● **SHORT TASK**: Examine the material below. Gather every line in which the string "Technology" appears.
==== ROWS ====
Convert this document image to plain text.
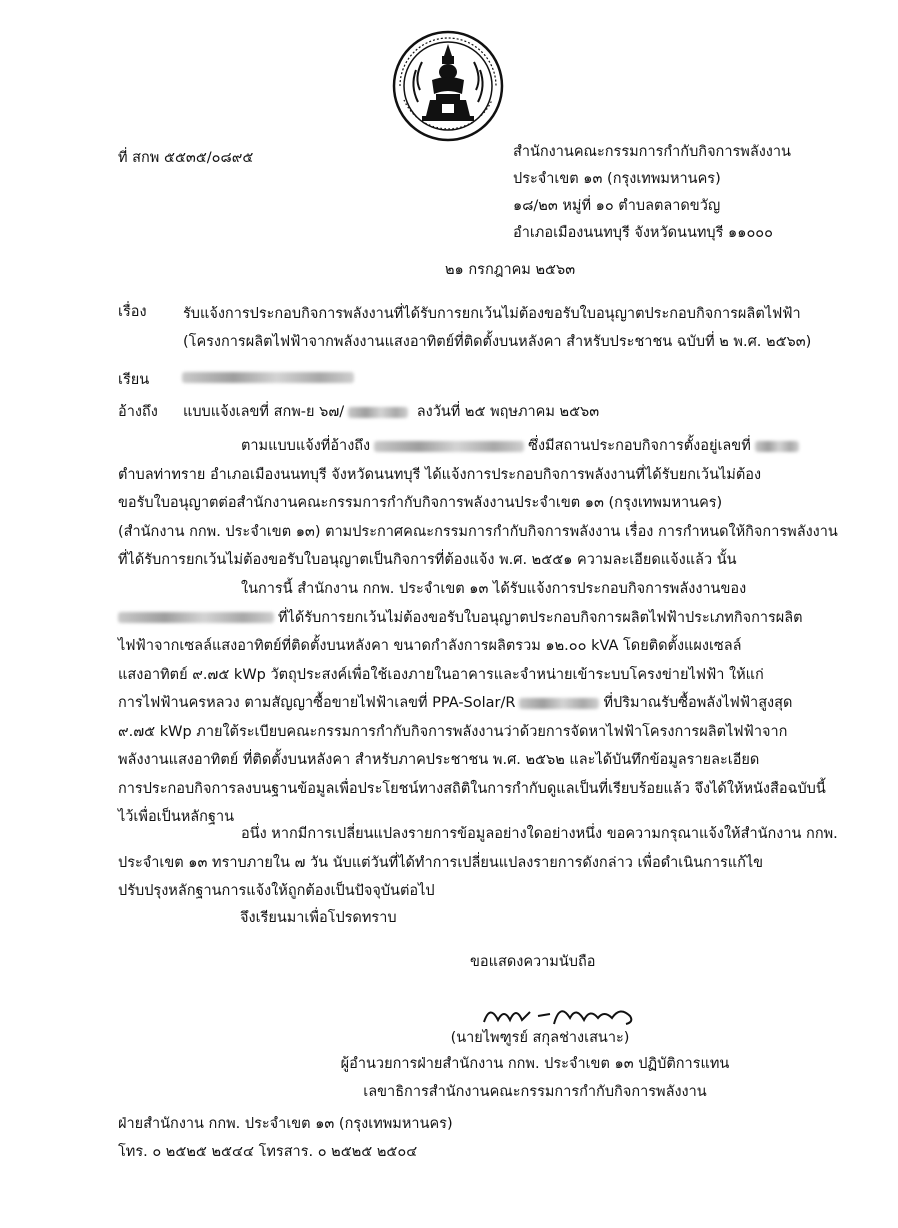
ที่ สกพ ๕๕๓๕/๐๘๙๕	สำนักงานคณะกรรมการกำกับกิจการพลังงาน
ประจำเขต ๑๓ (กรุงเทพมหานคร)
๑๘/๒๓ หมู่ที่ ๑๐ ตำบลตลาดขวัญ
อำเภอเมืองนนทบุรี จังหวัดนนทบุรี ๑๑๐๐๐
๒๑ กรกฎาคม ๒๕๖๓
เรื่อง	รับแจ้งการประกอบกิจการพลังงานที่ได้รับการยกเว้นไม่ต้องขอรับใบอนุญาตประกอบกิจการผลิตไฟฟ้า
(โครงการผลิตไฟฟ้าจากพลังงานแสงอาทิตย์ที่ติดตั้งบนหลังคา สำหรับประชาชน ฉบับที่ ๒ พ.ศ. ๒๕๖๓)
เรียน
อ้างถึง แบบแจ้งเลขที่ สกพ-ย ๖๗/	ลงวันที่ ๒๕ พฤษภาคม ๒๕๖๓
ตามแบบแจ้งที่อ้างถึง	ซึ่งมีสถานประกอบกิจการตั้งอยู่เลขที่
ตำบลท่าทราย อำเภอเมืองนนทบุรี จังหวัดนนทบุรี ได้แจ้งการประกอบกิจการพลังงานที่ได้รับยกเว้นไม่ต้อง
ขอรับใบอนุญาตต่อสำนักงานคณะกรรมการกำกับกิจการพลังงานประจำเขต ๑๓ (กรุงเทพมหานคร)
(สำนักงาน กกพ. ประจำเขต ๑๓) ตามประกาศคณะกรรมการกำกับกิจการพลังงาน เรื่อง การกำหนดให้กิจการพลังงาน
ที่ได้รับการยกเว้นไม่ต้องขอรับใบอนุญาตเป็นกิจการที่ต้องแจ้ง พ.ศ. ๒๕๕๑ ความละเอียดแจ้งแล้ว นั้น
ในการนี้ สำนักงาน กกพ. ประจำเขต ๑๓ ได้รับแจ้งการประกอบกิจการพลังงานของ
ที่ได้รับการยกเว้นไม่ต้องขอรับใบอนุญาตประกอบกิจการผลิตไฟฟ้าประเภทกิจการผลิต
ไฟฟ้าจากเซลล์แสงอาทิตย์ที่ติดตั้งบนหลังคา ขนาดกำลังการผลิตรวม ๑๒.๐๐ kVA โดยติดตั้งแผงเซลล์
แสงอาทิตย์ ๙.๗๕ kWp วัตถุประสงค์เพื่อใช้เองภายในอาคารและจำหน่ายเข้าระบบโครงข่ายไฟฟ้า ให้แก่
การไฟฟ้านครหลวง ตามสัญญาซื้อขายไฟฟ้าเลขที่ PPA-Solar/R	ที่ปริมาณรับซื้อพลังไฟฟ้าสูงสุด
๙.๗๕ kWp ภายใต้ระเบียบคณะกรรมการกำกับกิจการพลังงานว่าด้วยการจัดหาไฟฟ้าโครงการผลิตไฟฟ้าจาก
พลังงานแสงอาทิตย์ ที่ติดตั้งบนหลังคา สำหรับภาคประชาชน พ.ศ. ๒๕๖๒ และได้บันทึกข้อมูลรายละเอียด
การประกอบกิจการลงบนฐานข้อมูลเพื่อประโยชน์ทางสถิติในการกำกับดูแลเป็นที่เรียบร้อยแล้ว จึงได้ให้หนังสือฉบับนี้
ไว้เพื่อเป็นหลักฐาน
อนึ่ง หากมีการเปลี่ยนแปลงรายการข้อมูลอย่างใดอย่างหนึ่ง ขอความกรุณาแจ้งให้สำนักงาน กกพ.
ประจำเขต ๑๓ ทราบภายใน ๗ วัน นับแต่วันที่ได้ทำการเปลี่ยนแปลงรายการดังกล่าว เพื่อดำเนินการแก้ไข
ปรับปรุงหลักฐานการแจ้งให้ถูกต้องเป็นปัจจุบันต่อไป
จึงเรียนมาเพื่อโปรดทราบ
ขอแสดงความนับถือ
(นายไพฑูรย์ สกุลช่างเสนาะ)
ผู้อำนวยการฝ่ายสำนักงาน กกพ. ประจำเขต ๑๓ ปฏิบัติการแทน
เลขาธิการสำนักงานคณะกรรมการกำกับกิจการพลังงาน
ฝ่ายสำนักงาน กกพ. ประจำเขต ๑๓ (กรุงเทพมหานคร)
โทร. ๐ ๒๕๒๕ ๒๕๔๔ โทรสาร. ๐ ๒๕๒๕ ๒๕๐๔
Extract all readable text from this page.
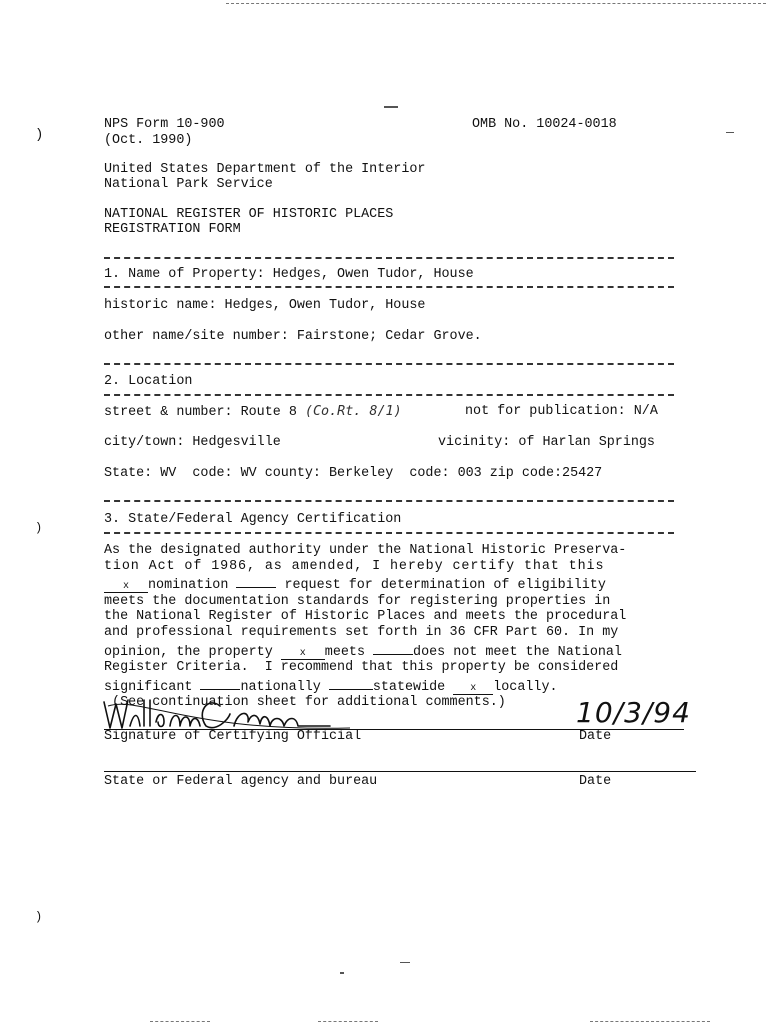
NPS Form 10-900
(Oct. 1990)
OMB No. 10024-0018
United States Department of the Interior
National Park Service
NATIONAL REGISTER OF HISTORIC PLACES
REGISTRATION FORM
1. Name of Property: Hedges, Owen Tudor, House
historic name: Hedges, Owen Tudor, House
other name/site number: Fairstone; Cedar Grove.
2. Location
street & number: Route 8 (Co.Rt. 8/1)	not for publication: N/A
city/town: Hedgesville	vicinity: of Harlan Springs
State: WV  code: WV county: Berkeley  code: 003 zip code:25427
3. State/Federal Agency Certification
As the designated authority under the National Historic Preserva-
tion Act of 1986, as amended, I hereby certify that this
x nomination	request for determination of eligibility
meets the documentation standards for registering properties in
the National Register of Historic Places and meets the procedural
and professional requirements set forth in 36 CFR Part 60. In my
opinion, the property	x meets	does not meet the National
Register Criteria.  I recommend that this property be considered
significant	nationally	statewide	x locally.
(See continuation sheet for additional comments.)	10/3/94
Signature of Certifying Official	Date
State or Federal agency and bureau	Date
)
)
)
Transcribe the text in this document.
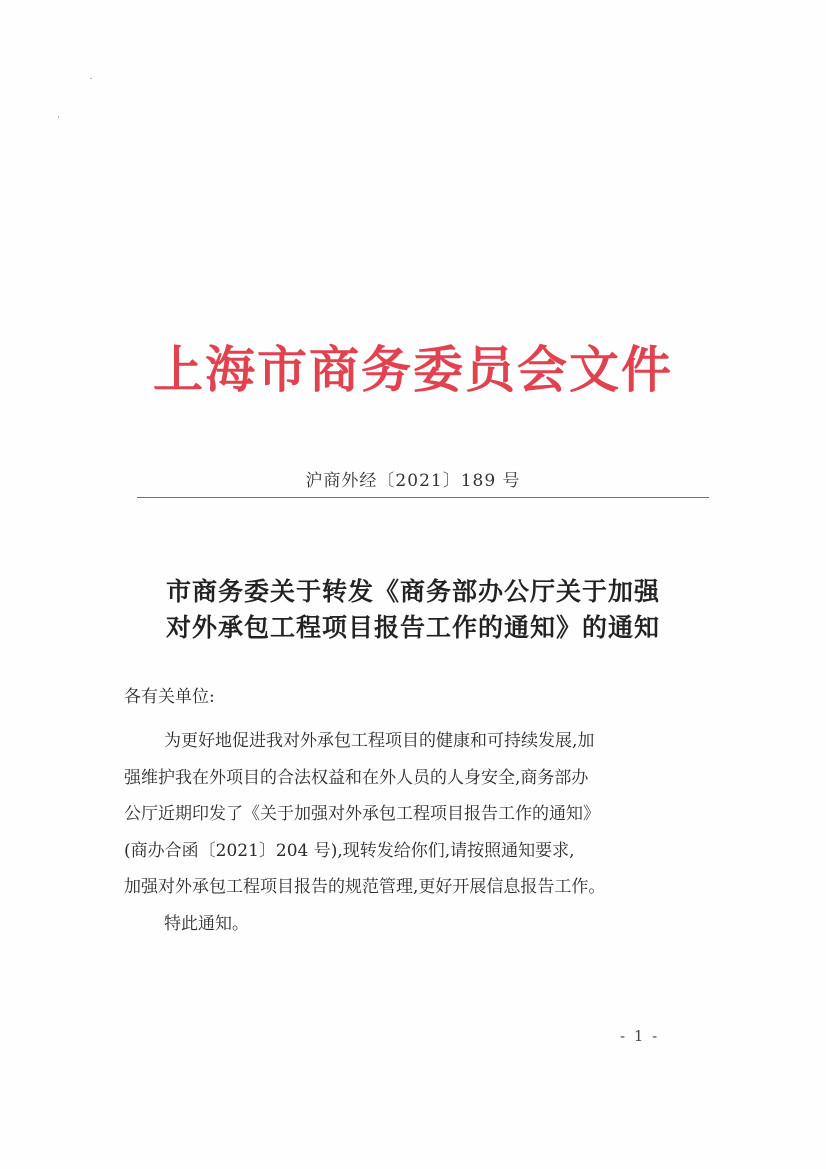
上海市商务委员会文件
沪商外经〔2021〕189 号
市商务委关于转发《商务部办公厅关于加强
对外承包工程项目报告工作的通知》的通知
各有关单位:
为更好地促进我对外承包工程项目的健康和可持续发展,加
强维护我在外项目的合法权益和在外人员的人身安全,商务部办
公厅近期印发了《关于加强对外承包工程项目报告工作的通知》
(商办合函〔2021〕204 号),现转发给你们,请按照通知要求,
加强对外承包工程项目报告的规范管理,更好开展信息报告工作。
特此通知。
- 1 -
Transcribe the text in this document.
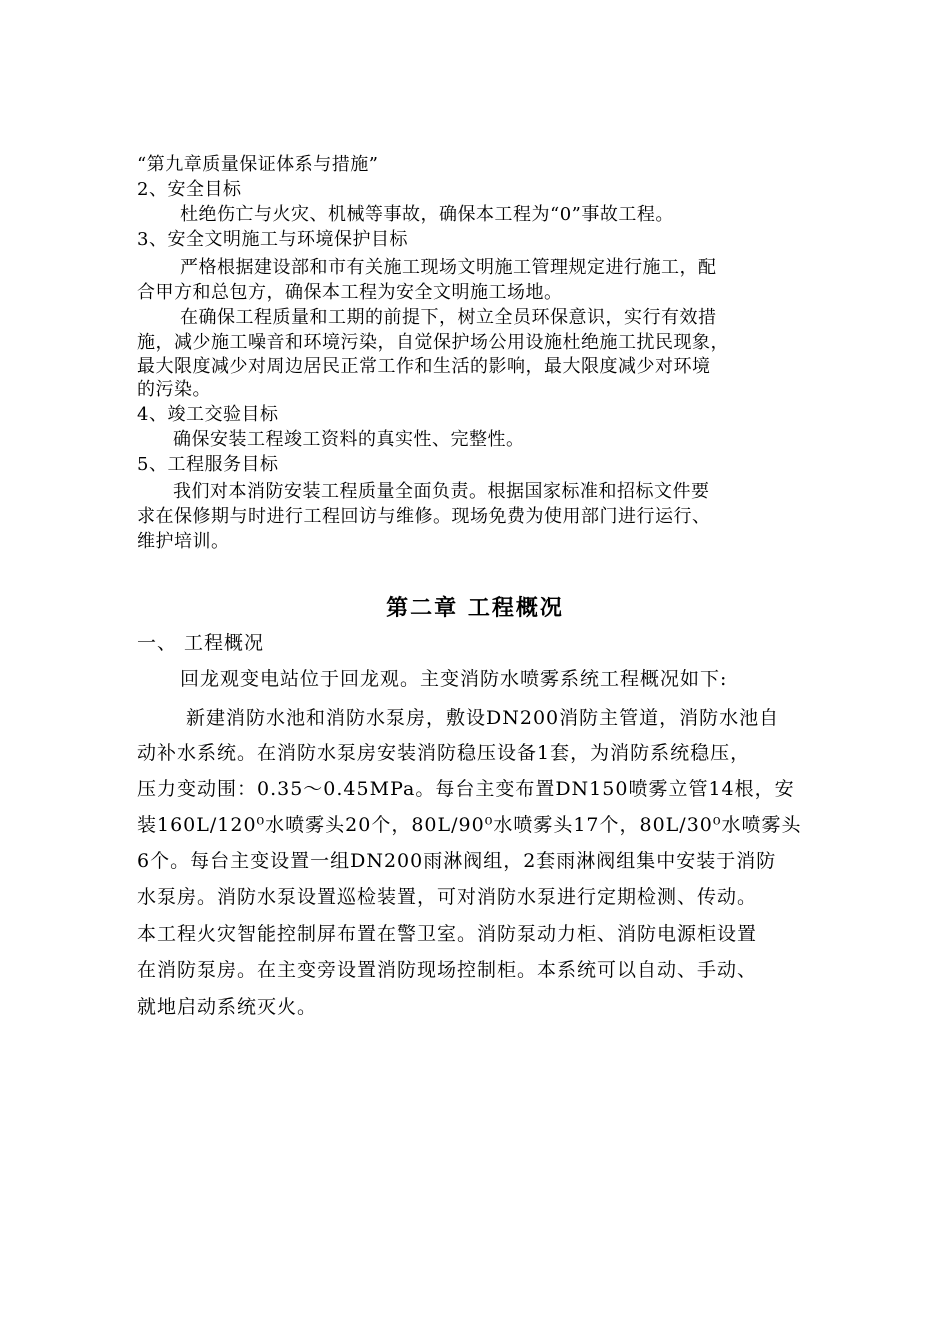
“第九章质量保证体系与措施”
2、安全目标
杜绝伤亡与火灾、机械等事故，确保本工程为“0”事故工程。
3、安全文明施工与环境保护目标
严格根据建设部和市有关施工现场文明施工管理规定进行施工，配
合甲方和总包方，确保本工程为安全文明施工场地。
在确保工程质量和工期的前提下，树立全员环保意识，实行有效措
施，减少施工噪音和环境污染，自觉保护场公用设施杜绝施工扰民现象，
最大限度减少对周边居民正常工作和生活的影响，最大限度减少对环境
的污染。
4、竣工交验目标
确保安装工程竣工资料的真实性、完整性。
5、工程服务目标
我们对本消防安装工程质量全面负责。根据国家标准和招标文件要
求在保修期与时进行工程回访与维修。现场免费为使用部门进行运行、
维护培训。
第二章 工程概况
一、 工程概况
回龙观变电站位于回龙观。主变消防水喷雾系统工程概况如下:
新建消防水池和消防水泵房，敷设DN200消防主管道，消防水池自
动补水系统。在消防水泵房安装消防稳压设备1套，为消防系统稳压，
压力变动围：0.35～0.45MPa。每台主变布置DN150喷雾立管14根，安
装160L/120⁰水喷雾头20个，80L/90⁰水喷雾头17个，80L/30⁰水喷雾头
6个。每台主变设置一组DN200雨淋阀组，2套雨淋阀组集中安装于消防
水泵房。消防水泵设置巡检装置，可对消防水泵进行定期检测、传动。
本工程火灾智能控制屏布置在警卫室。消防泵动力柜、消防电源柜设置
在消防泵房。在主变旁设置消防现场控制柜。本系统可以自动、手动、
就地启动系统灭火。
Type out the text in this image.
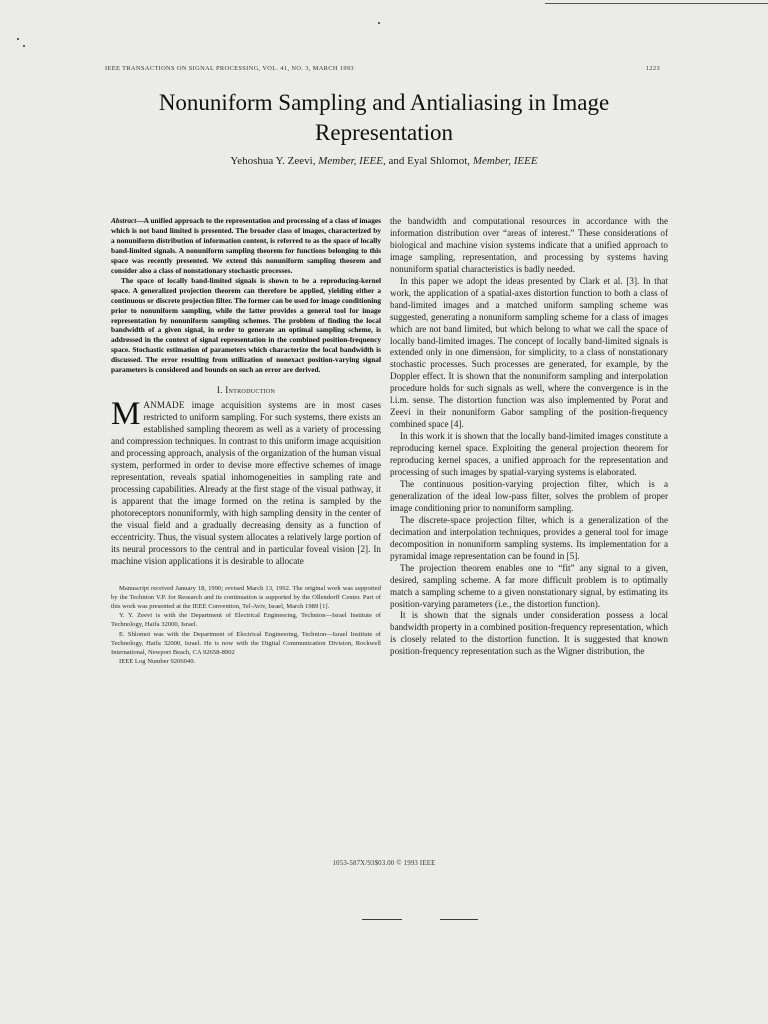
IEEE TRANSACTIONS ON SIGNAL PROCESSING, VOL. 41, NO. 3, MARCH 1993	1223
Nonuniform Sampling and Antialiasing in Image
Representation
Yehoshua Y. Zeevi, Member, IEEE, and Eyal Shlomot, Member, IEEE

Abstract—A unified approach to the representation and processing of a class of images which is not band limited is presented. The broader class of images, characterized by a nonuniform distribution of information content, is referred to as the space of locally band-limited signals. A nonuniform sampling theorem for functions belonging to this space was recently presented. We extend this nonuniform sampling theorem and consider also a class of nonstationary stochastic processes.

The space of locally band-limited signals is shown to be a reproducing-kernel space. A generalized projection theorem can therefore be applied, yielding either a continuous or discrete projection filter. The former can be used for image conditioning prior to nonuniform sampling, while the latter provides a general tool for image representation by nonuniform sampling schemes. The problem of finding the local bandwidth of a given signal, in order to generate an optimal sampling scheme, is addressed in the context of signal representation in the combined position-frequency space. Stochastic estimation of parameters which characterize the local bandwidth is discussed. The error resulting from utilization of nonexact position-varying signal parameters is considered and bounds on such an error are derived.

I. Introduction

MANMADE image acquisition systems are in most cases restricted to uniform sampling. For such systems, there exists an established sampling theorem as well as a variety of processing and compression techniques. In contrast to this uniform image acquisition and processing approach, analysis of the organization of the human visual system, performed in order to devise more effective schemes of image representation, reveals spatial inhomogeneities in sampling rate and processing capabilities. Already at the first stage of the visual pathway, it is apparent that the image formed on the retina is sampled by the photoreceptors nonuniformly, with high sampling density in the center of the visual field and a gradually decreasing density as a function of eccentricity. Thus, the visual system allocates a relatively large portion of its neural processors to the central and in particular foveal vision [2]. In machine vision applications it is desirable to allocate

Manuscript received January 18, 1990; revised March 13, 1992. The original work was supported by the Technion V.P. for Research and its continuation is supported by the Ollendorff Center. Part of this work was presented at the IEEE Convention, Tel-Aviv, Israel, March 1989 [1].

Y. Y. Zeevi is with the Department of Electrical Engineering, Technion—Israel Institute of Technology, Haifa 32000, Israel.

E. Shlomot was with the Department of Electrical Engineering, Technion—Israel Institute of Technology, Haifa 32000, Israel. He is now with the Digital Communication Division, Rockwell International, Newport Beach, CA 92658-8902

IEEE Log Number 9206040.

the bandwidth and computational resources in accordance with the information distribution over “areas of interest.” These considerations of biological and machine vision systems indicate that a unified approach to image sampling, representation, and processing by systems having nonuniform spatial characteristics is badly needed.

In this paper we adopt the ideas presented by Clark et al. [3]. In that work, the application of a spatial-axes distortion function to both a class of band-limited images and a matched uniform sampling scheme was suggested, generating a nonuniform sampling scheme for a class of images which are not band limited, but which belong to what we call the space of locally band-limited images. The concept of locally band-limited signals is extended only in one dimension, for simplicity, to a class of nonstationary stochastic processes. Such processes are generated, for example, by the Doppler effect. It is shown that the nonuniform sampling and interpolation procedure holds for such signals as well, where the convergence is in the l.i.m. sense. The distortion function was also implemented by Porat and Zeevi in their nonuniform Gabor sampling of the position-frequency combined space [4].

In this work it is shown that the locally band-limited images constitute a reproducing kernel space. Exploiting the general projection theorem for reproducing kernel spaces, a unified approach for the representation and processing of such images by spatial-varying systems is elaborated.

The continuous position-varying projection filter, which is a generalization of the ideal low-pass filter, solves the problem of proper image conditioning prior to nonuniform sampling.

The discrete-space projection filter, which is a generalization of the decimation and interpolation techniques, provides a general tool for image decomposition in nonuniform sampling systems. Its implementation for a pyramidal image representation can be found in [5].

The projection theorem enables one to “fit” any signal to a given, desired, sampling scheme. A far more difficult problem is to optimally match a sampling scheme to a given nonstationary signal, by estimating its position-varying parameters (i.e., the distortion function).

It is shown that the signals under consideration possess a local bandwidth property in a combined position-frequency representation, which is closely related to the distortion function. It is suggested that known position-frequency representation such as the Wigner distribution, the

1053-587X/93$03.00 © 1993 IEEE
====
● **COMPLETE ANSWER**:
Y. Y. Zeevi is with the Department of Electrical Engineering, Technion—Israel Institute of Technology, Haifa 32000, Israel.
E. Shlomot was with the Department of Electrical Engineering, Technion—Israel Institute of Technology, Haifa 32000, Israel. He is now with the Digital Communication Division, Rockwell International, Newport Beach, CA 92658-8902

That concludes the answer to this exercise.